*EXERCISE GOAL*: Reproduce each record below exactly as written.

═════ EXCERPTED DATA

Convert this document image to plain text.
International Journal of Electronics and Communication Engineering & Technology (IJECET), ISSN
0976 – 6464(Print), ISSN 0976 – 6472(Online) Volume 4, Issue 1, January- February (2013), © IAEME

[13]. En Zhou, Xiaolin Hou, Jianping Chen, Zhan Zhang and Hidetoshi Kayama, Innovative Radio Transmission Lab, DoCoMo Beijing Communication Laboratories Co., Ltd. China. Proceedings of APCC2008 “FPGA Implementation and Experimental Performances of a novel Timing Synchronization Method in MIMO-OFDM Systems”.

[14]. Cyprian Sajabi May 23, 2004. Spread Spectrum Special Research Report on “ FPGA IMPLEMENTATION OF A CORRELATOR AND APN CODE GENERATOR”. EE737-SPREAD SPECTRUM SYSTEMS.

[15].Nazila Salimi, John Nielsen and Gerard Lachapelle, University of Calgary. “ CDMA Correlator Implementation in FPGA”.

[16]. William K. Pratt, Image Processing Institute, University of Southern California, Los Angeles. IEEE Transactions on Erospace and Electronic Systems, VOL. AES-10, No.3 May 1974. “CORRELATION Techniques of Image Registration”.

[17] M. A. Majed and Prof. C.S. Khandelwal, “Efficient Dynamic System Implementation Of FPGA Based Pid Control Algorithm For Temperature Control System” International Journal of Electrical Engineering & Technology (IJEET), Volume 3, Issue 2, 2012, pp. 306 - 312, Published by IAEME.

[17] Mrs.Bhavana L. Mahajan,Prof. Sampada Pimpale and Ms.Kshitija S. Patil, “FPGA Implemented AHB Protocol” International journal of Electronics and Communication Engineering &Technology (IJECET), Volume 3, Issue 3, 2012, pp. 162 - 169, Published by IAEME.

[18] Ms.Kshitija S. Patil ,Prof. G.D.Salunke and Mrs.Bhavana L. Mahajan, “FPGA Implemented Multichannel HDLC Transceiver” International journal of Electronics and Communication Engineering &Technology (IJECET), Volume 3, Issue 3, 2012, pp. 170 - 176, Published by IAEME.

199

══════════

*REPLY TO THE TASK*:
Convert this document image to plain text.
International Journal of Electronics and Communication Engineering & Technology (IJECET), ISSN
0976 – 6464(Print), ISSN 0976 – 6472(Online) Volume 4, Issue 1, January- February (2013), © IAEME

[13]. En Zhou, Xiaolin Hou, Jianping Chen, Zhan Zhang and Hidetoshi Kayama, Innovative Radio Transmission Lab, DoCoMo Beijing Communication Laboratories Co., Ltd. China. Proceedings of APCC2008 “FPGA Implementation and Experimental Performances of a novel Timing Synchronization Method in MIMO-OFDM Systems”.

[14]. Cyprian Sajabi May 23, 2004. Spread Spectrum Special Research Report on “ FPGA IMPLEMENTATION OF A CORRELATOR AND APN CODE GENERATOR”. EE737-SPREAD SPECTRUM SYSTEMS.

[15].Nazila Salimi, John Nielsen and Gerard Lachapelle, University of Calgary. “ CDMA Correlator Implementation in FPGA”.

[16]. William K. Pratt, Image Processing Institute, University of Southern California, Los Angeles. IEEE Transactions on Erospace and Electronic Systems, VOL. AES-10, No.3 May 1974. “CORRELATION Techniques of Image Registration”.

[17] M. A. Majed and Prof. C.S. Khandelwal, “Efficient Dynamic System Implementation Of FPGA Based Pid Control Algorithm For Temperature Control System” International Journal of Electrical Engineering & Technology (IJEET), Volume 3, Issue 2, 2012, pp. 306 - 312, Published by IAEME.

[17] Mrs.Bhavana L. Mahajan,Prof. Sampada Pimpale and Ms.Kshitija S. Patil, “FPGA Implemented AHB Protocol” International journal of Electronics and Communication Engineering &Technology (IJECET), Volume 3, Issue 3, 2012, pp. 162 - 169, Published by IAEME.

[18] Ms.Kshitija S. Patil ,Prof. G.D.Salunke and Mrs.Bhavana L. Mahajan, “FPGA Implemented Multichannel HDLC Transceiver” International journal of Electronics and Communication Engineering &Technology (IJECET), Volume 3, Issue 3, 2012, pp. 170 - 176, Published by IAEME.

199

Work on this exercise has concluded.